Set task: What is the number of lines in these entries that contain "IJsselmonde"? State it alone.

[Figure record listings]
((

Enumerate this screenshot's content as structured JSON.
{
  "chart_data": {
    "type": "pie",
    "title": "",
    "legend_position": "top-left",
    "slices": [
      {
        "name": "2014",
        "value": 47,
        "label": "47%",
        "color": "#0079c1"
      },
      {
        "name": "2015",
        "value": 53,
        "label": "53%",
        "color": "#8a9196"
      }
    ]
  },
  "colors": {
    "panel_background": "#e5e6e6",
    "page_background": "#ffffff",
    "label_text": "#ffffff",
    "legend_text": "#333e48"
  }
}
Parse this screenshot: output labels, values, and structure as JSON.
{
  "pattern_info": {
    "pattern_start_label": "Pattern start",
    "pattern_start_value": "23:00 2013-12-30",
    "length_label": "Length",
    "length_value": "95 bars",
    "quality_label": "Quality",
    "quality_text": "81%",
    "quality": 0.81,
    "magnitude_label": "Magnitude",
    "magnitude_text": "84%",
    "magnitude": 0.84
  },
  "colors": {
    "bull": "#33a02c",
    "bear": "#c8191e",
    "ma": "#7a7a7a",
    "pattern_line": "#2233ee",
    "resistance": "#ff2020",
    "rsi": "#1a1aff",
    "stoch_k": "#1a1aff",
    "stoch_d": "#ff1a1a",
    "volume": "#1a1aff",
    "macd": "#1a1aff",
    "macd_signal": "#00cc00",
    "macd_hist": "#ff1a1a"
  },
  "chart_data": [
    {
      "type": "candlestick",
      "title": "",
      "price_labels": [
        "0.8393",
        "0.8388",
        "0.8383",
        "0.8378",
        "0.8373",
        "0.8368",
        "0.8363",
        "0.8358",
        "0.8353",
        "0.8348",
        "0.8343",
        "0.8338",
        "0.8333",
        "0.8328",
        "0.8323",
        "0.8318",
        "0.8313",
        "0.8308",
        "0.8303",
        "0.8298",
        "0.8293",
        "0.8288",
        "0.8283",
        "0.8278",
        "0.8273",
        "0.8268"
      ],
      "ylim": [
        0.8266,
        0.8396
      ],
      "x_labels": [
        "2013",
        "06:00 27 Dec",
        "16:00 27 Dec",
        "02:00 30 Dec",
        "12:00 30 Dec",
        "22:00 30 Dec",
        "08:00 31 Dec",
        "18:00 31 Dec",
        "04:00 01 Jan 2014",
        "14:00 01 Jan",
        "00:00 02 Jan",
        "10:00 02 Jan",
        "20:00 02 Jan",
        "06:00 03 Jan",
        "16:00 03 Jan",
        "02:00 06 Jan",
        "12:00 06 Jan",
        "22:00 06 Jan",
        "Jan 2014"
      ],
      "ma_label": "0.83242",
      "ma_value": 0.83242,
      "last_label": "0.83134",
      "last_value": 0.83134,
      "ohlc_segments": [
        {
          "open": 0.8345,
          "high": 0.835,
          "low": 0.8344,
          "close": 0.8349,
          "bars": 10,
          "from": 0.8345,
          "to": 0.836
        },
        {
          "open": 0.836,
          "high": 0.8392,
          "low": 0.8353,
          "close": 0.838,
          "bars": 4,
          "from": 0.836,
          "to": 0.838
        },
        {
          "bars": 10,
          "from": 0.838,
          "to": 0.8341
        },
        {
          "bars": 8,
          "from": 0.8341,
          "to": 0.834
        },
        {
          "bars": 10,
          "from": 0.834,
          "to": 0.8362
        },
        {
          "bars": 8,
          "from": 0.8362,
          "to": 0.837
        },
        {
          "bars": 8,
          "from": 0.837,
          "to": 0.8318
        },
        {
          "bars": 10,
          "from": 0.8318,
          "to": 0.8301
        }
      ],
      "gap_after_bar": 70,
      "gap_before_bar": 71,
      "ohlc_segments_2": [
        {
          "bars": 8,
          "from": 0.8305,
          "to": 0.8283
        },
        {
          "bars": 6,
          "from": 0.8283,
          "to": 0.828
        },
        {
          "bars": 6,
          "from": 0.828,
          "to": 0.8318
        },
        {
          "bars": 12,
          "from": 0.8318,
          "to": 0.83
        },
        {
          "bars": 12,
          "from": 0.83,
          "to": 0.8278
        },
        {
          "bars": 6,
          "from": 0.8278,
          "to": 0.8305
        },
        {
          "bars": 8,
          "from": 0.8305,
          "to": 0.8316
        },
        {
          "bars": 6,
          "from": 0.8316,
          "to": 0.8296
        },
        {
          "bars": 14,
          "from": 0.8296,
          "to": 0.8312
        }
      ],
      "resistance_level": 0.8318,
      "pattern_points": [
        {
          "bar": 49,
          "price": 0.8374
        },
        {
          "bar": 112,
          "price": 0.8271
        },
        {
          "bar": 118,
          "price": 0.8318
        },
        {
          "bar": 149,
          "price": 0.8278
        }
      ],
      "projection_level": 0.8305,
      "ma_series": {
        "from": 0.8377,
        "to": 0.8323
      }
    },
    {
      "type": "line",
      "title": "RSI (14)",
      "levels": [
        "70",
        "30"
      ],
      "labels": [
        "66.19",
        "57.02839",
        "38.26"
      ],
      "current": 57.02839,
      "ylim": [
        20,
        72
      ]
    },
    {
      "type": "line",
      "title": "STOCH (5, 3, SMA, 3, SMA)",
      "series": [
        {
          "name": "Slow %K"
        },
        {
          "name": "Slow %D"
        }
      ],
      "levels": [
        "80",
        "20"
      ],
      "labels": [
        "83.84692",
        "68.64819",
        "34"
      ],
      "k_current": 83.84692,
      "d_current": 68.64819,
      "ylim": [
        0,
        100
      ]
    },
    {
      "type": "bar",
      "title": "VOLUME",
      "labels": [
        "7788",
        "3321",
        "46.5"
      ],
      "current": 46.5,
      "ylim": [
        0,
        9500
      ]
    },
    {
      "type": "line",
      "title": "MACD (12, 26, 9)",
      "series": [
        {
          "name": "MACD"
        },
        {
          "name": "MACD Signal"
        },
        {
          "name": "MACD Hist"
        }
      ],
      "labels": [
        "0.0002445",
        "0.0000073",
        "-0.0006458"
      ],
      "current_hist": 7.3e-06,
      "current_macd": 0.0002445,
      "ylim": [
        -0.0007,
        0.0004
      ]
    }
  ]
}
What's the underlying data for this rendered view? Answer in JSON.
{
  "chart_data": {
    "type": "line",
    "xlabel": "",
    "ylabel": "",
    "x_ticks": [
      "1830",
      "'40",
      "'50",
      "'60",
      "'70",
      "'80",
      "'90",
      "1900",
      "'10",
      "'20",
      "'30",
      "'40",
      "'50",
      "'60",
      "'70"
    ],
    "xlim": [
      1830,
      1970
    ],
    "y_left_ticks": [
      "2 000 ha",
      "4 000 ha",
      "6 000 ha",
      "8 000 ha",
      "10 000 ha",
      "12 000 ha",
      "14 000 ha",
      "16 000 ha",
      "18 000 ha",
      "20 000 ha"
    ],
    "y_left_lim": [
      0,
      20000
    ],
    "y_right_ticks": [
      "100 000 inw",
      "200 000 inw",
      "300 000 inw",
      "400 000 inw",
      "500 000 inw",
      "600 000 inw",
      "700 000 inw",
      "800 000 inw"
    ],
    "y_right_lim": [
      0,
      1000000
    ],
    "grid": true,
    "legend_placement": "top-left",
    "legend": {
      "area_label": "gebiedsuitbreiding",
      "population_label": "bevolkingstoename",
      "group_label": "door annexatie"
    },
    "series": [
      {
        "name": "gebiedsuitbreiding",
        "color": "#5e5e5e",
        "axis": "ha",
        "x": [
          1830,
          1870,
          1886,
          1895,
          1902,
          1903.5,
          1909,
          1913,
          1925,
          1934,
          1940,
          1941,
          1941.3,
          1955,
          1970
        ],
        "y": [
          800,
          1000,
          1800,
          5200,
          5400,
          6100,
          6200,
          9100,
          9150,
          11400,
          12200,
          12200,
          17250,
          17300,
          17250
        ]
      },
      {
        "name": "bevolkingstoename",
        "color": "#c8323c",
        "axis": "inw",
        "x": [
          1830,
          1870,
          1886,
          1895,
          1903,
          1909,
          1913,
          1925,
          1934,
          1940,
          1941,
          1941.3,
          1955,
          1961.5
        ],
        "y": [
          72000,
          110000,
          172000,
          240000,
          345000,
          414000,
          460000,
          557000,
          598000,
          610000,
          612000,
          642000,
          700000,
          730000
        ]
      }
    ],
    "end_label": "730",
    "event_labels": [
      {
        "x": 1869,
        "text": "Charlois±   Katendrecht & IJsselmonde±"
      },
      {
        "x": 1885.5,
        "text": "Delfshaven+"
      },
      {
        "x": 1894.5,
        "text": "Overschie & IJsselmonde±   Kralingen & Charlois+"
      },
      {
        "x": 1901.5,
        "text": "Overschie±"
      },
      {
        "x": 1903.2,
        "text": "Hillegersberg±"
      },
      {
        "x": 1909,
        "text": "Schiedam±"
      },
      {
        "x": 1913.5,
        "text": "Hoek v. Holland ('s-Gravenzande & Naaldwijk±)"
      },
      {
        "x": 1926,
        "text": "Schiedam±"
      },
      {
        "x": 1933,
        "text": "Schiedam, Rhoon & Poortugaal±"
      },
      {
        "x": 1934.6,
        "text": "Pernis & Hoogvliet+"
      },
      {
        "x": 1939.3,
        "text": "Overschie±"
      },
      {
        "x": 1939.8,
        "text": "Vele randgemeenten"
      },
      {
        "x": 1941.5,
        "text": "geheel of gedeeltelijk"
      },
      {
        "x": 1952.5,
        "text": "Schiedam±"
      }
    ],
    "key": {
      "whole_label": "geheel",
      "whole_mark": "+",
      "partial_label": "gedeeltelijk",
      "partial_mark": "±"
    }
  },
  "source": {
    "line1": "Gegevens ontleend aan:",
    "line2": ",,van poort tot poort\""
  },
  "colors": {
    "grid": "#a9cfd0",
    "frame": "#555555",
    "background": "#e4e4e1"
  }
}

))

Complete answer: 2